→ DIRECTIONS: Can you write out every line of the data below word for word, leaving out the pictures?

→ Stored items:
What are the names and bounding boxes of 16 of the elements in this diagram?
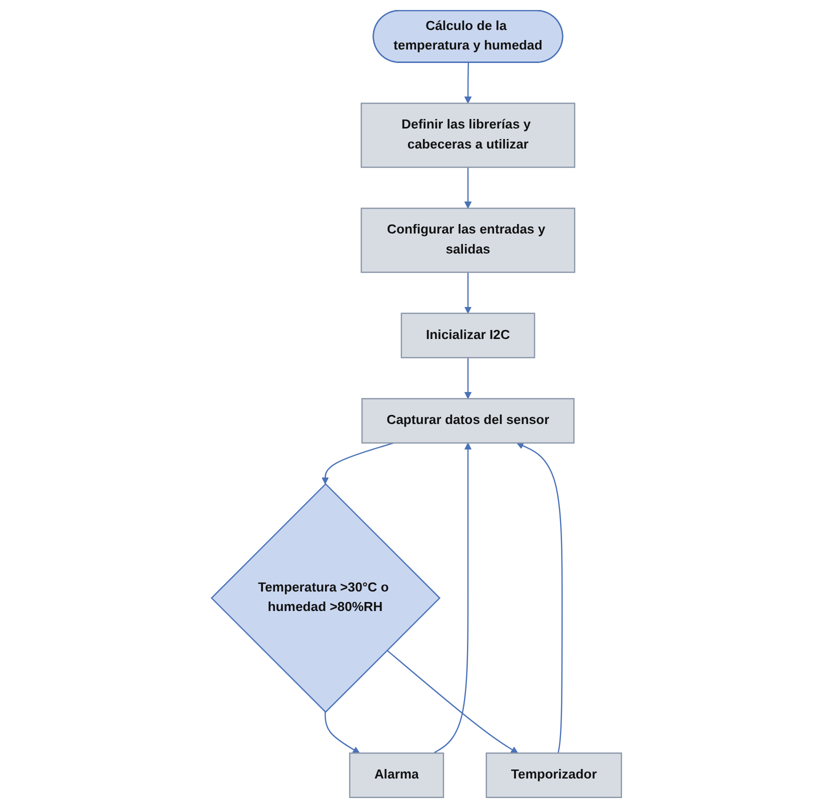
node-box: Configurar las entradas y salidas bbox=[360, 207, 575, 272]
arrow bbox=[464, 166, 472, 208]
node-box: Capturar datos del sensor bbox=[360, 398, 574, 444]
node-box: Temporizador bbox=[485, 752, 622, 798]
node-box: Definir las librerías y cabeceras a utilizar bbox=[360, 102, 575, 168]
arrow bbox=[464, 62, 472, 104]
arrow bbox=[516, 442, 562, 753]
arrow bbox=[321, 442, 394, 484]
node-diamond: Temperatura >30°C o humedad >80%RH bbox=[210, 482, 440, 712]
arrow bbox=[324, 712, 360, 753]
arrow bbox=[432, 442, 472, 754]
arrow bbox=[464, 272, 472, 314]
arrow bbox=[464, 357, 472, 398]
arrow bbox=[386, 649, 518, 753]
node-box: Inicializar I2C bbox=[400, 312, 535, 358]
node-box: Alarma bbox=[348, 752, 444, 798]
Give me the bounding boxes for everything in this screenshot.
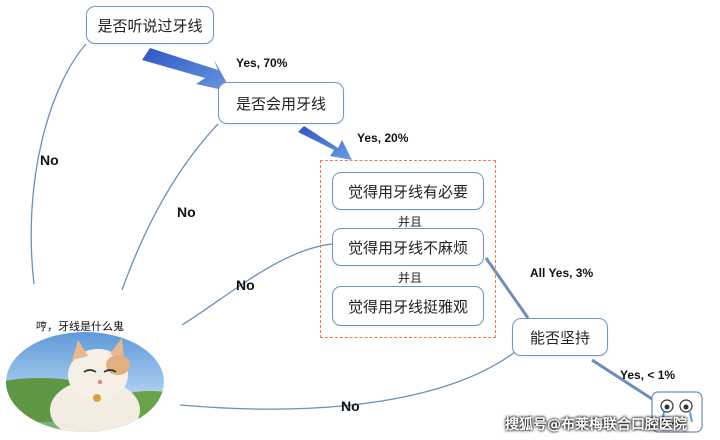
node-fashionable: 觉得用牙线挺雅观	[332, 286, 484, 326]
watermark: 搜狐号@布莱梅联合口腔医院	[505, 417, 687, 433]
conditions-group	[320, 160, 496, 338]
edge-label-allyes: All Yes, 3%	[530, 266, 594, 280]
node-heard-of-floss: 是否听说过牙线	[86, 6, 214, 44]
edge-label-no-2: No	[177, 204, 196, 220]
no-line-3	[181, 243, 333, 326]
no-line-4	[179, 351, 516, 410]
yes-arrow-1	[142, 48, 232, 92]
edge-label-no-4: No	[341, 398, 360, 414]
yes-arrow-2	[298, 126, 352, 160]
edge-label-no-3: No	[236, 277, 255, 293]
and-connector-1: 并且	[398, 215, 423, 229]
and-connector-2: 并且	[398, 271, 423, 285]
node-can-use-floss: 是否会用牙线	[218, 82, 344, 124]
node-necessary: 觉得用牙线有必要	[332, 172, 484, 210]
allyes-line	[484, 257, 530, 319]
node-persist: 能否坚持	[512, 318, 608, 356]
edge-label-yes20: Yes, 20%	[357, 131, 409, 145]
no-line-2	[121, 123, 219, 291]
edge-label-yes1: Yes, < 1%	[620, 368, 676, 382]
smiling-cat-photo	[6, 332, 164, 432]
no-line-1	[30, 43, 87, 285]
node-not-troublesome: 觉得用牙线不麻烦	[332, 228, 484, 266]
cat-caption: 哼，牙线是什么鬼	[36, 320, 124, 333]
crying-face-icon	[651, 391, 703, 433]
edge-label-no-1: No	[40, 152, 59, 168]
edge-label-yes70: Yes, 70%	[236, 56, 288, 70]
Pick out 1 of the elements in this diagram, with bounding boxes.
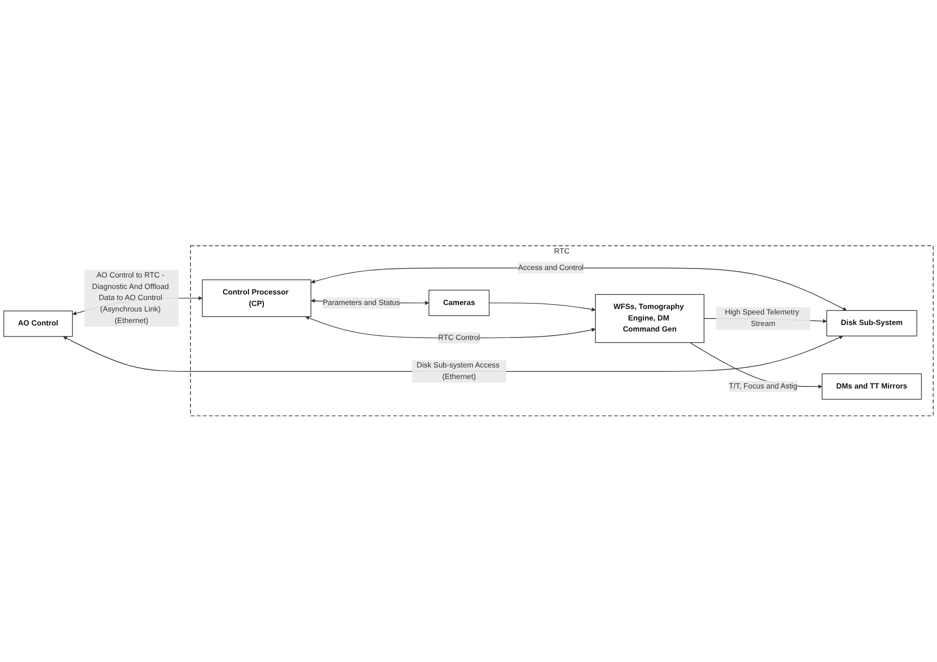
- arrow: [488, 302, 596, 312]
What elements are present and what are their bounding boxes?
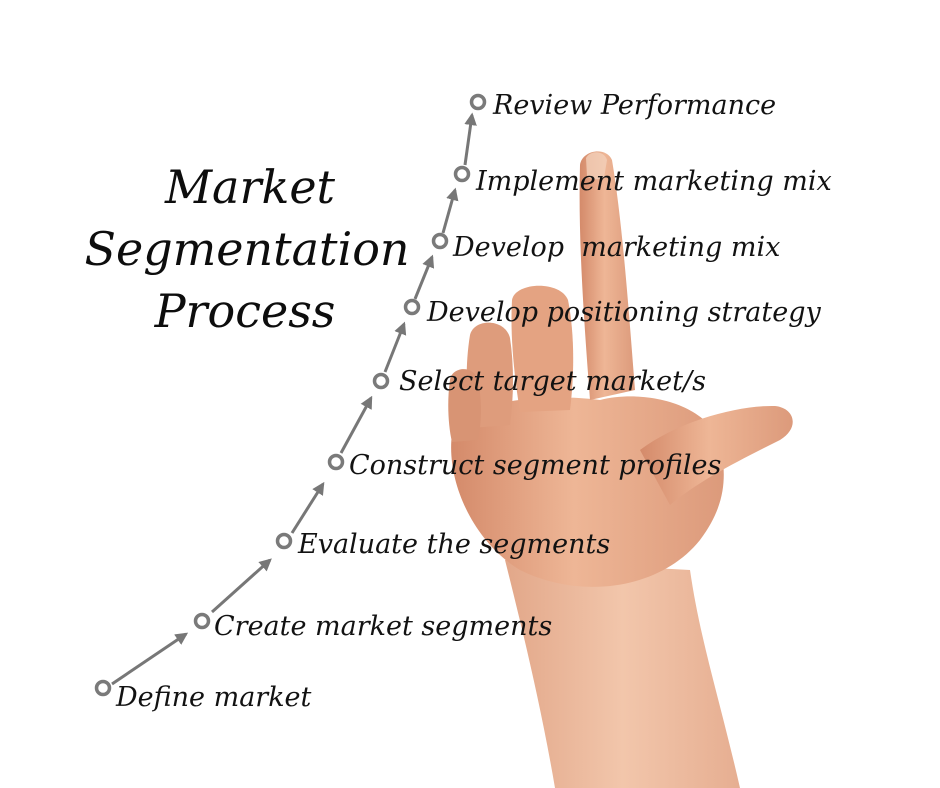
arrow-connector (441, 187, 459, 234)
ring-marker (431, 232, 449, 250)
arrow-connector (111, 632, 189, 686)
step-label-develop-marketing-mix: Develop marketing mix (453, 232, 781, 263)
arrow-connectors (111, 112, 477, 686)
arrow-connector (290, 481, 325, 534)
ring-marker (327, 453, 345, 471)
arrow-connector (413, 254, 435, 300)
step-label-evaluate-segments: Evaluate the segments (298, 529, 611, 560)
step-label-define-market: Define market (116, 682, 312, 713)
step-label-implement-marketing-mix: Implement marketing mix (476, 166, 832, 197)
arrow-connector (383, 321, 407, 373)
step-label-develop-positioning-strategy: Develop positioning strategy (427, 297, 821, 328)
step-label-review-performance: Review Performance (493, 90, 777, 121)
step-label-select-target-market: Select target market/s (399, 366, 706, 397)
arrow-connector (463, 112, 477, 166)
step-label-create-market-segments: Create market segments (214, 611, 553, 642)
ring-marker (453, 165, 471, 183)
title-line-2: Segmentation (84, 222, 410, 276)
step-markers (94, 93, 487, 697)
ring-marker (372, 372, 390, 390)
arrow-connector (210, 558, 272, 614)
arrow-connector (339, 395, 373, 454)
step-label-construct-segment-profiles: Construct segment profiles (349, 450, 722, 481)
ring-marker (275, 532, 293, 550)
ring-marker (94, 679, 112, 697)
title-line-1: Market (164, 160, 336, 214)
ring-marker (469, 93, 487, 111)
pointing-hand-illustration (448, 151, 793, 788)
ring-marker (403, 298, 421, 316)
ring-marker (193, 612, 211, 630)
title-line-3: Process (154, 284, 336, 338)
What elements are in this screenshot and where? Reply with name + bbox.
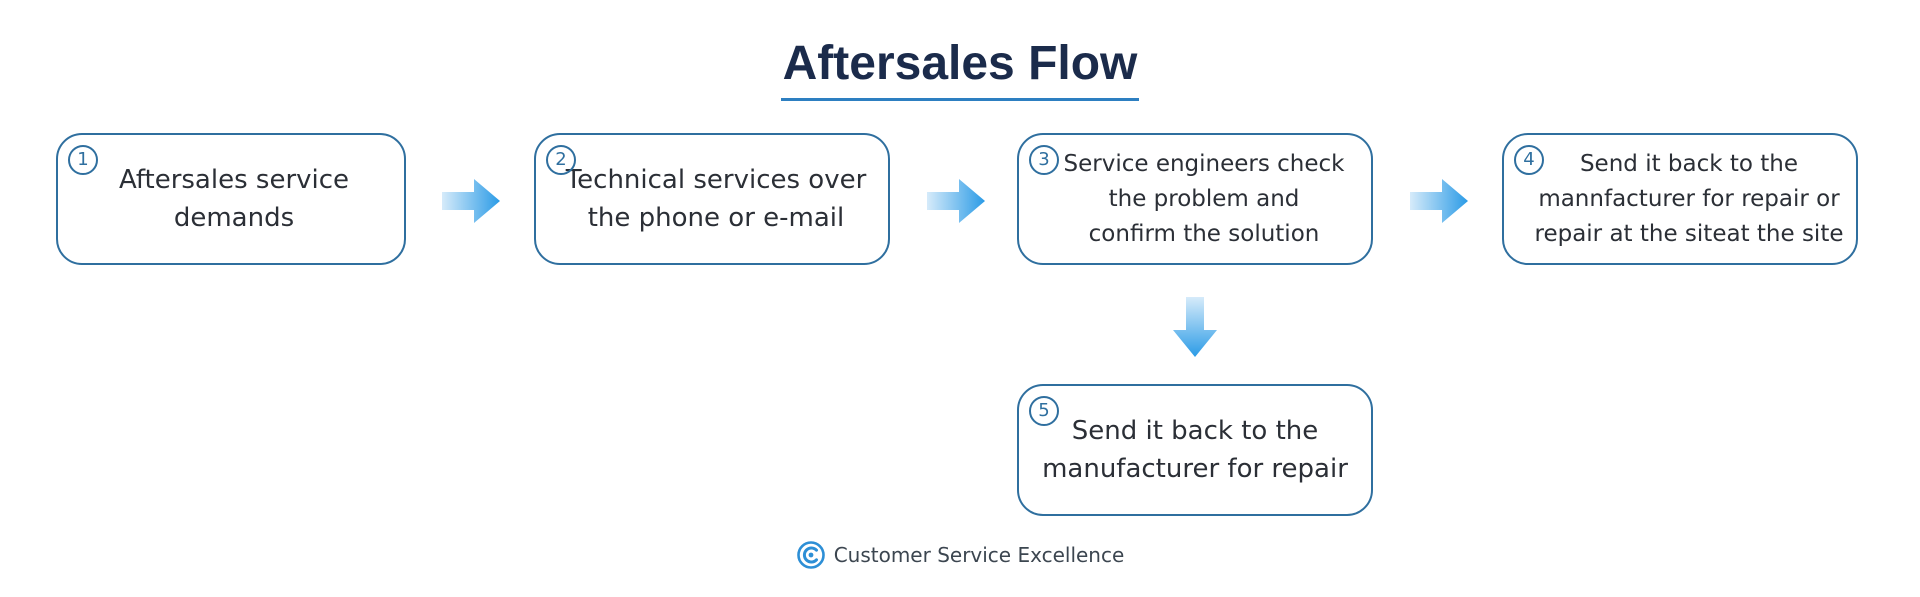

→ FULL RESPONSE:
What are the names and bounding boxes of 16 of the elements in this diagram?
node-box: Configurar las entradas y salidas bbox=[360, 207, 575, 272]
arrow bbox=[464, 166, 472, 208]
node-box: Capturar datos del sensor bbox=[360, 398, 574, 444]
node-box: Temporizador bbox=[485, 752, 622, 798]
node-box: Definir las librerías y cabeceras a utilizar bbox=[360, 102, 575, 168]
arrow bbox=[464, 62, 472, 104]
arrow bbox=[516, 442, 562, 753]
arrow bbox=[321, 442, 394, 484]
node-diamond: Temperatura >30°C o humedad >80%RH bbox=[210, 482, 440, 712]
arrow bbox=[324, 712, 360, 753]
arrow bbox=[432, 442, 472, 754]
arrow bbox=[464, 272, 472, 314]
arrow bbox=[464, 357, 472, 398]
arrow bbox=[386, 649, 518, 753]
node-box: Inicializar I2C bbox=[400, 312, 535, 358]
node-box: Alarma bbox=[348, 752, 444, 798]
Give me the bounding boxes for everything in this screenshot.
node-fashionable: 觉得用牙线挺雅观	[332, 286, 484, 326]
watermark: 搜狐号@布莱梅联合口腔医院	[505, 417, 687, 433]
conditions-group	[320, 160, 496, 338]
edge-label-allyes: All Yes, 3%	[530, 266, 594, 280]
node-heard-of-floss: 是否听说过牙线	[86, 6, 214, 44]
edge-label-no-2: No	[177, 204, 196, 220]
no-line-3	[181, 243, 333, 326]
no-line-4	[179, 351, 516, 410]
yes-arrow-1	[142, 48, 232, 92]
edge-label-no-4: No	[341, 398, 360, 414]
yes-arrow-2	[298, 126, 352, 160]
edge-label-no-3: No	[236, 277, 255, 293]
and-connector-1: 并且	[398, 215, 423, 229]
and-connector-2: 并且	[398, 271, 423, 285]
node-can-use-floss: 是否会用牙线	[218, 82, 344, 124]
node-necessary: 觉得用牙线有必要	[332, 172, 484, 210]
allyes-line	[484, 257, 530, 319]
node-persist: 能否坚持	[512, 318, 608, 356]
edge-label-yes20: Yes, 20%	[357, 131, 409, 145]
no-line-2	[121, 123, 219, 291]
edge-label-yes1: Yes, < 1%	[620, 368, 676, 382]
smiling-cat-photo	[6, 332, 164, 432]
no-line-1	[30, 43, 87, 285]
node-not-troublesome: 觉得用牙线不麻烦	[332, 228, 484, 266]
cat-caption: 哼，牙线是什么鬼	[36, 320, 124, 333]
crying-face-icon	[651, 391, 703, 433]
edge-label-no-1: No	[40, 152, 59, 168]
edge-label-yes70: Yes, 70%	[236, 56, 288, 70]
Pick out 1 of the elements in this diagram, with bounding boxes.
- arrow: [488, 302, 596, 312]
What elements are present and what are their bounding boxes?
arrow-connector (441, 187, 459, 234)
ring-marker (431, 232, 449, 250)
arrow-connector (111, 632, 189, 686)
step-label-develop-marketing-mix: Develop marketing mix (453, 232, 781, 263)
arrow-connectors (111, 112, 477, 686)
arrow-connector (290, 481, 325, 534)
ring-marker (327, 453, 345, 471)
arrow-connector (413, 254, 435, 300)
step-label-evaluate-segments: Evaluate the segments (298, 529, 611, 560)
step-label-define-market: Define market (116, 682, 312, 713)
step-label-implement-marketing-mix: Implement marketing mix (476, 166, 832, 197)
arrow-connector (383, 321, 407, 373)
step-label-develop-positioning-strategy: Develop positioning strategy (427, 297, 821, 328)
step-label-review-performance: Review Performance (493, 90, 777, 121)
step-label-select-target-market: Select target market/s (399, 366, 706, 397)
arrow-connector (463, 112, 477, 166)
step-label-create-market-segments: Create market segments (214, 611, 553, 642)
ring-marker (453, 165, 471, 183)
title-line-2: Segmentation (84, 222, 410, 276)
step-markers (94, 93, 487, 697)
ring-marker (372, 372, 390, 390)
arrow-connector (210, 558, 272, 614)
arrow-connector (339, 395, 373, 454)
step-label-construct-segment-profiles: Construct segment profiles (349, 450, 722, 481)
ring-marker (275, 532, 293, 550)
ring-marker (94, 679, 112, 697)
title-line-1: Market (164, 160, 336, 214)
ring-marker (469, 93, 487, 111)
pointing-hand-illustration (448, 151, 793, 788)
ring-marker (403, 298, 421, 316)
ring-marker (193, 612, 211, 630)
title-line-3: Process (154, 284, 336, 338)
What elements are in this screenshot and where? Reply with name + bbox.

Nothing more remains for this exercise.